** Start DATA ENTRIES **
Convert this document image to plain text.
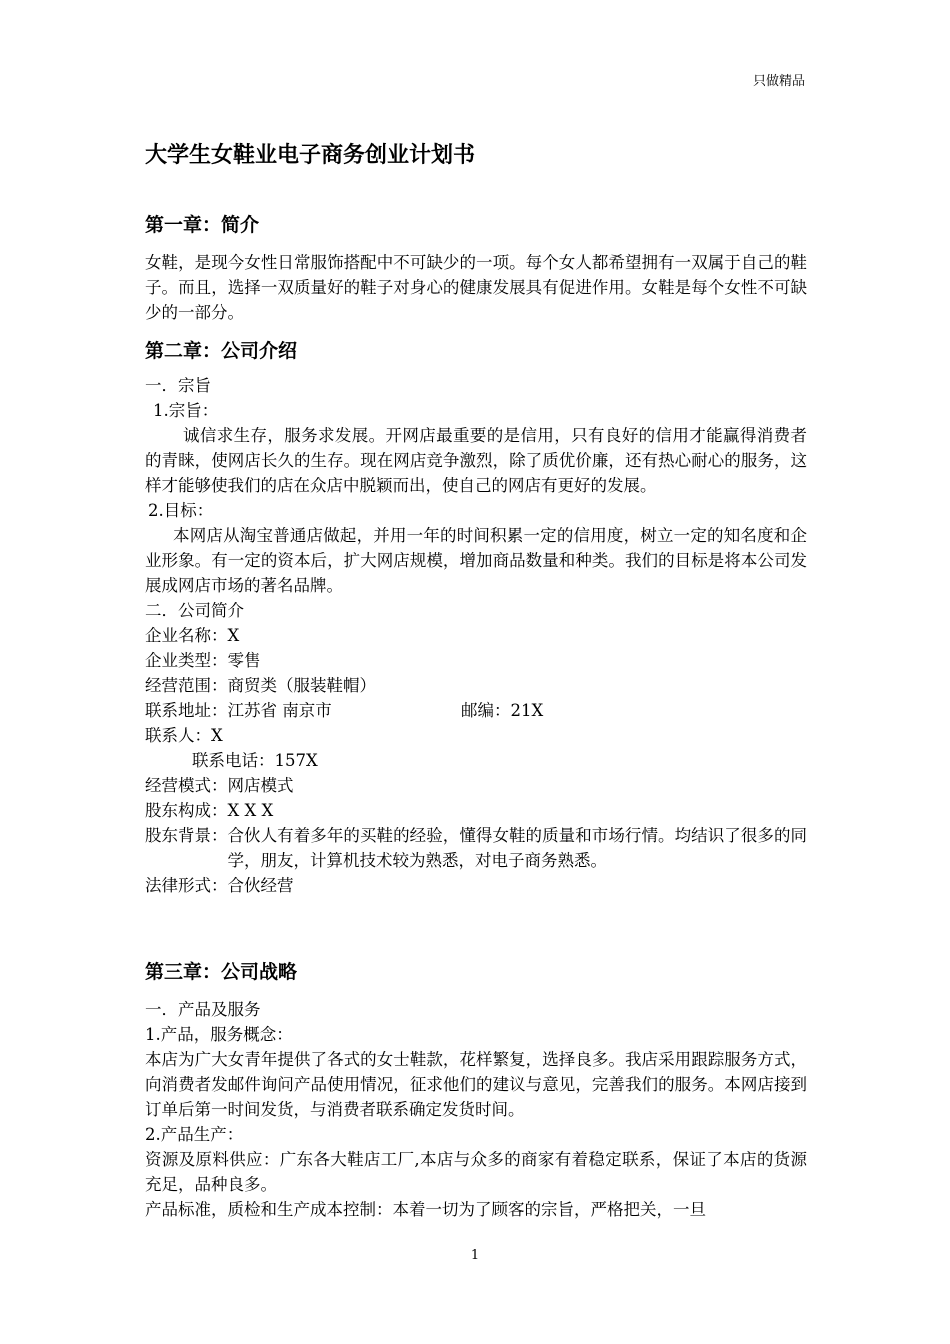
只做精品
大学生女鞋业电子商务创业计划书
第一章：简介

女鞋，是现今女性日常服饰搭配中不可缺少的一项。每个女人都希望拥有一双属于自己的鞋子。而且，选择一双质量好的鞋子对身心的健康发展具有促进作用。女鞋是每个女性不可缺少的一部分。

第二章：公司介绍
一．宗旨
1.宗旨：

诚信求生存，服务求发展。开网店最重要的是信用，只有良好的信用才能赢得消费者的青睐，使网店长久的生存。现在网店竞争激烈，除了质优价廉，还有热心耐心的服务，这样才能够使我们的店在众店中脱颖而出，使自己的网店有更好的发展。

2.目标：

本网店从淘宝普通店做起，并用一年的时间积累一定的信用度，树立一定的知名度和企业形象。有一定的资本后，扩大网店规模，增加商品数量和种类。我们的目标是将本公司发展成网店市场的著名品牌。

二．公司简介
企业名称：X
企业类型：零售
经营范围：商贸类（服装鞋帽）
联系地址：江苏省 南京市	邮编：21X
联系人：X
联系电话：157X
经营模式：网店模式
股东构成：X X X
股东背景： 合伙人有着多年的买鞋的经验，懂得女鞋的质量和市场行情。均结识了很多的同学，朋友，计算机技术较为熟悉，对电子商务熟悉。
法律形式：合伙经营
第三章：公司战略
一．产品及服务
1.产品，服务概念：

本店为广大女青年提供了各式的女士鞋款，花样繁复，选择良多。我店采用跟踪服务方式，向消费者发邮件询问产品使用情况，征求他们的建议与意见，完善我们的服务。本网店接到订单后第一时间发货，与消费者联系确定发货时间。

2.产品生产：

资源及原料供应：广东各大鞋店工厂,本店与众多的商家有着稳定联系，保证了本店的货源充足，品种良多。

产品标准，质检和生产成本控制：本着一切为了顾客的宗旨，严格把关，一旦

1
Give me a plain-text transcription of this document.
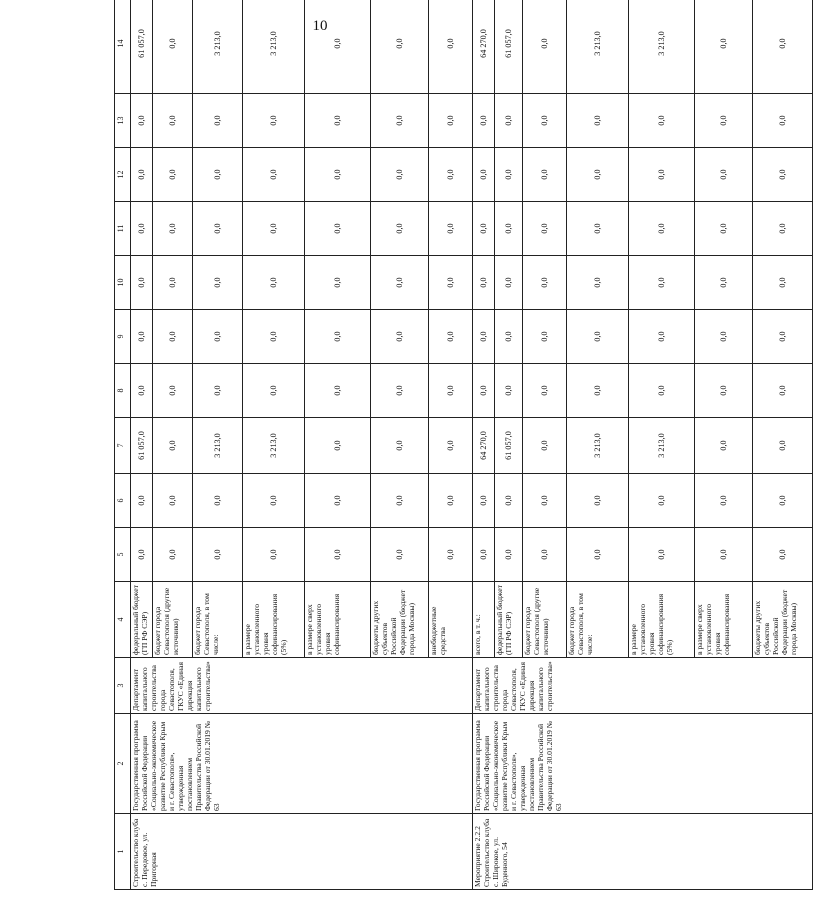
10
1	2	3	4	5	6	7	8	9	10	11	12	13	14
Строительство клуба с. Передовое, ул. Пригорная	Государственная программа Российской Федерации «Социально-экономическое развитие Республики Крым и г. Севастополя», утвержденная постановлением Правительства Российской Федерации от 30.01.2019 № 63	Департамент капитального строительства города Севастополя, ГКУС «Единая дирекция капитального строительства»	федеральный бюджет (ГП РФ СЭР)	0,0	0,0	61 057,0	0,0	0,0	0,0	0,0	0,0	0,0	61 057,0
			бюджет города Севастополя (другие источники)	0,0	0,0	0,0	0,0	0,0	0,0	0,0	0,0	0,0	0,0
			бюджет города Севастополя, в том числе:	0,0	0,0	3 213,0	0,0	0,0	0,0	0,0	0,0	0,0	3 213,0
			в размере установленного уровня софинансирования (5%)	0,0	0,0	3 213,0	0,0	0,0	0,0	0,0	0,0	0,0	3 213,0
			в размере сверх установленного уровня софинансирования	0,0	0,0	0,0	0,0	0,0	0,0	0,0	0,0	0,0	0,0
			бюджеты других субъектов Российской Федерации (бюджет города Москвы)	0,0	0,0	0,0	0,0	0,0	0,0	0,0	0,0	0,0	0,0
			внебюджетные средства	0,0	0,0	0,0	0,0	0,0	0,0	0,0	0,0	0,0	0,0
Мероприятие 2.2.2 Строительство клуба с. Широкое, ул. Буденного, 54	Государственная программа Российской Федерации «Социально-экономическое развитие Республики Крым и г. Севастополя», утвержденная постановлением Правительства Российской Федерации от 30.01.2019 № 63	Департамент капитального строительства города Севастополя, ГКУС «Единая дирекция капитального строительства»	всего, в т. ч.:	0,0	0,0	64 270,0	0,0	0,0	0,0	0,0	0,0	0,0	64 270,0
			федеральный бюджет (ГП РФ СЭР)	0,0	0,0	61 057,0	0,0	0,0	0,0	0,0	0,0	0,0	61 057,0
			бюджет города Севастополя (другие источники)	0,0	0,0	0,0	0,0	0,0	0,0	0,0	0,0	0,0	0,0
			бюджет города Севастополя, в том числе:	0,0	0,0	3 213,0	0,0	0,0	0,0	0,0	0,0	0,0	3 213,0
			в размере установленного уровня софинансирования (5%)	0,0	0,0	3 213,0	0,0	0,0	0,0	0,0	0,0	0,0	3 213,0
			в размере сверх установленного уровня софинансирования	0,0	0,0	0,0	0,0	0,0	0,0	0,0	0,0	0,0	0,0
			бюджеты других субъектов Российской Федерации (бюджет города Москвы)	0,0	0,0	0,0	0,0	0,0	0,0	0,0	0,0	0,0	0,0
** End DATA ENTRIES **
GOAL: Leave out the pictures and output every record above precisely as given.

RESULT FOR THIS TASK:
Convert this document image to plain text.
只做精品
大学生女鞋业电子商务创业计划书
第一章：简介

女鞋，是现今女性日常服饰搭配中不可缺少的一项。每个女人都希望拥有一双属于自己的鞋子。而且，选择一双质量好的鞋子对身心的健康发展具有促进作用。女鞋是每个女性不可缺少的一部分。

第二章：公司介绍
一．宗旨
1.宗旨：

诚信求生存，服务求发展。开网店最重要的是信用，只有良好的信用才能赢得消费者的青睐，使网店长久的生存。现在网店竞争激烈，除了质优价廉，还有热心耐心的服务，这样才能够使我们的店在众店中脱颖而出，使自己的网店有更好的发展。

2.目标：

本网店从淘宝普通店做起，并用一年的时间积累一定的信用度，树立一定的知名度和企业形象。有一定的资本后，扩大网店规模，增加商品数量和种类。我们的目标是将本公司发展成网店市场的著名品牌。

二．公司简介
企业名称：X
企业类型：零售
经营范围：商贸类（服装鞋帽）
联系地址：江苏省 南京市	邮编：21X
联系人：X
联系电话：157X
经营模式：网店模式
股东构成：X X X
股东背景： 合伙人有着多年的买鞋的经验，懂得女鞋的质量和市场行情。均结识了很多的同学，朋友，计算机技术较为熟悉，对电子商务熟悉。
法律形式：合伙经营
第三章：公司战略
一．产品及服务
1.产品，服务概念：

本店为广大女青年提供了各式的女士鞋款，花样繁复，选择良多。我店采用跟踪服务方式，向消费者发邮件询问产品使用情况，征求他们的建议与意见，完善我们的服务。本网店接到订单后第一时间发货，与消费者联系确定发货时间。

2.产品生产：

资源及原料供应：广东各大鞋店工厂,本店与众多的商家有着稳定联系，保证了本店的货源充足，品种良多。

产品标准，质检和生产成本控制：本着一切为了顾客的宗旨，严格把关，一旦

1
Give me a plain-text transcription of this document.
10
1	2	3	4	5	6	7	8	9	10	11	12	13	14
Строительство клуба с. Передовое, ул. Пригорная	Государственная программа Российской Федерации «Социально-экономическое развитие Республики Крым и г. Севастополя», утвержденная постановлением Правительства Российской Федерации от 30.01.2019 № 63	Департамент капитального строительства города Севастополя, ГКУС «Единая дирекция капитального строительства»	федеральный бюджет (ГП РФ СЭР)	0,0	0,0	61 057,0	0,0	0,0	0,0	0,0	0,0	0,0	61 057,0
			бюджет города Севастополя (другие источники)	0,0	0,0	0,0	0,0	0,0	0,0	0,0	0,0	0,0	0,0
			бюджет города Севастополя, в том числе:	0,0	0,0	3 213,0	0,0	0,0	0,0	0,0	0,0	0,0	3 213,0
			в размере установленного уровня софинансирования (5%)	0,0	0,0	3 213,0	0,0	0,0	0,0	0,0	0,0	0,0	3 213,0
			в размере сверх установленного уровня софинансирования	0,0	0,0	0,0	0,0	0,0	0,0	0,0	0,0	0,0	0,0
			бюджеты других субъектов Российской Федерации (бюджет города Москвы)	0,0	0,0	0,0	0,0	0,0	0,0	0,0	0,0	0,0	0,0
			внебюджетные средства	0,0	0,0	0,0	0,0	0,0	0,0	0,0	0,0	0,0	0,0
Мероприятие 2.2.2 Строительство клуба с. Широкое, ул. Буденного, 54	Государственная программа Российской Федерации «Социально-экономическое развитие Республики Крым и г. Севастополя», утвержденная постановлением Правительства Российской Федерации от 30.01.2019 № 63	Департамент капитального строительства города Севастополя, ГКУС «Единая дирекция капитального строительства»	всего, в т. ч.:	0,0	0,0	64 270,0	0,0	0,0	0,0	0,0	0,0	0,0	64 270,0
			федеральный бюджет (ГП РФ СЭР)	0,0	0,0	61 057,0	0,0	0,0	0,0	0,0	0,0	0,0	61 057,0
			бюджет города Севастополя (другие источники)	0,0	0,0	0,0	0,0	0,0	0,0	0,0	0,0	0,0	0,0
			бюджет города Севастополя, в том числе:	0,0	0,0	3 213,0	0,0	0,0	0,0	0,0	0,0	0,0	3 213,0
			в размере установленного уровня софинансирования (5%)	0,0	0,0	3 213,0	0,0	0,0	0,0	0,0	0,0	0,0	3 213,0
			в размере сверх установленного уровня софинансирования	0,0	0,0	0,0	0,0	0,0	0,0	0,0	0,0	0,0	0,0
			бюджеты других субъектов Российской Федерации (бюджет города Москвы)	0,0	0,0	0,0	0,0	0,0	0,0	0,0	0,0	0,0	0,0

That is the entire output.